[Exercise materials]

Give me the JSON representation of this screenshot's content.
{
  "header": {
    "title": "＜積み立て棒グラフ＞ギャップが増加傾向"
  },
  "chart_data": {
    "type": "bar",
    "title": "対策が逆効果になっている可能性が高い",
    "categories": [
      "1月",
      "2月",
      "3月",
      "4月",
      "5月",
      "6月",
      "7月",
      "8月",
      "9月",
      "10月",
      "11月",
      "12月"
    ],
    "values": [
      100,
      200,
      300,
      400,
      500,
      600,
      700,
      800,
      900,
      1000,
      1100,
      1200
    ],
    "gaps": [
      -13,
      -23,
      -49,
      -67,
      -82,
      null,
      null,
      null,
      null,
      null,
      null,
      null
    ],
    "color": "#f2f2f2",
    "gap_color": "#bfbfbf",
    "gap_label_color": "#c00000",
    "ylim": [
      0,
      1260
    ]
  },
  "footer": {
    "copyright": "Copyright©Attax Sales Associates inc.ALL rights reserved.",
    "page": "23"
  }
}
---
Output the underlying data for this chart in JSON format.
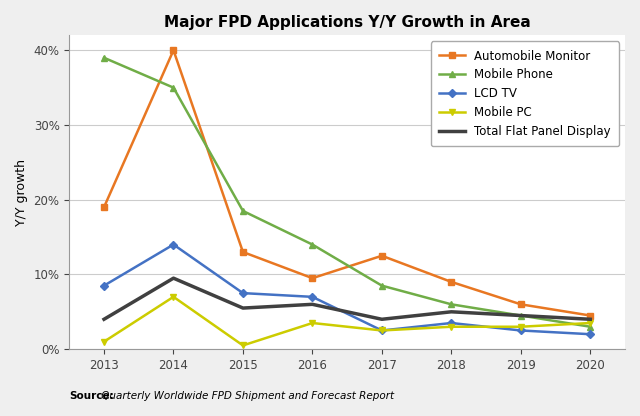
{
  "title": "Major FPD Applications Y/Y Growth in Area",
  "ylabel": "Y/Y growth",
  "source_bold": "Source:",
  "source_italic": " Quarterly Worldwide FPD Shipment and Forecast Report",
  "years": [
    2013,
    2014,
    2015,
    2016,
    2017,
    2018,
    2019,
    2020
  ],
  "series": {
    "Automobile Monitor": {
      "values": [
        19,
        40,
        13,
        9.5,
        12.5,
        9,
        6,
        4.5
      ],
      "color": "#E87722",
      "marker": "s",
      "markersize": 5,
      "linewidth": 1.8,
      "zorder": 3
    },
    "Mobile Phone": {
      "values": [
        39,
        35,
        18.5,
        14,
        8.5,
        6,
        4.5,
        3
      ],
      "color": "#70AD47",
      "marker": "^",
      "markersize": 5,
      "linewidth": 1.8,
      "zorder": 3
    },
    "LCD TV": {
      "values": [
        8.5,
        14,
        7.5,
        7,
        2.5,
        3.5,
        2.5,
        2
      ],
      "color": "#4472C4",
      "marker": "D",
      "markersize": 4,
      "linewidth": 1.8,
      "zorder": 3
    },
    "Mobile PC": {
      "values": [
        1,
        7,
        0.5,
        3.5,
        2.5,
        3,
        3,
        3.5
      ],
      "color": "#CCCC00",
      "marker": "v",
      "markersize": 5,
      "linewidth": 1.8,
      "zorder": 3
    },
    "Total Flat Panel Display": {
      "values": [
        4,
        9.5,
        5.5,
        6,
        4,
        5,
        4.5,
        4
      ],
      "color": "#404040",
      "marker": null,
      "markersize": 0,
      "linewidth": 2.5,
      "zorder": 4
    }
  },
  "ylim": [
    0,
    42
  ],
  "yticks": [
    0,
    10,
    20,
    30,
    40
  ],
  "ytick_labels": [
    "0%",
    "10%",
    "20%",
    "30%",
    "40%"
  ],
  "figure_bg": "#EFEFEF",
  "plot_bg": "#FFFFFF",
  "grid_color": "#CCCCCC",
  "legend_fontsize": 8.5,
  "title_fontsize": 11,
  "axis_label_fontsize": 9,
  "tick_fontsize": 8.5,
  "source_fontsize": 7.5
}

[Work instructions]
Only lines with "JSON" are wanted here; list each of them.

[Final result]
Give me the JSON representation of this screenshot's content.
Output the underlying data for this chart in JSON format.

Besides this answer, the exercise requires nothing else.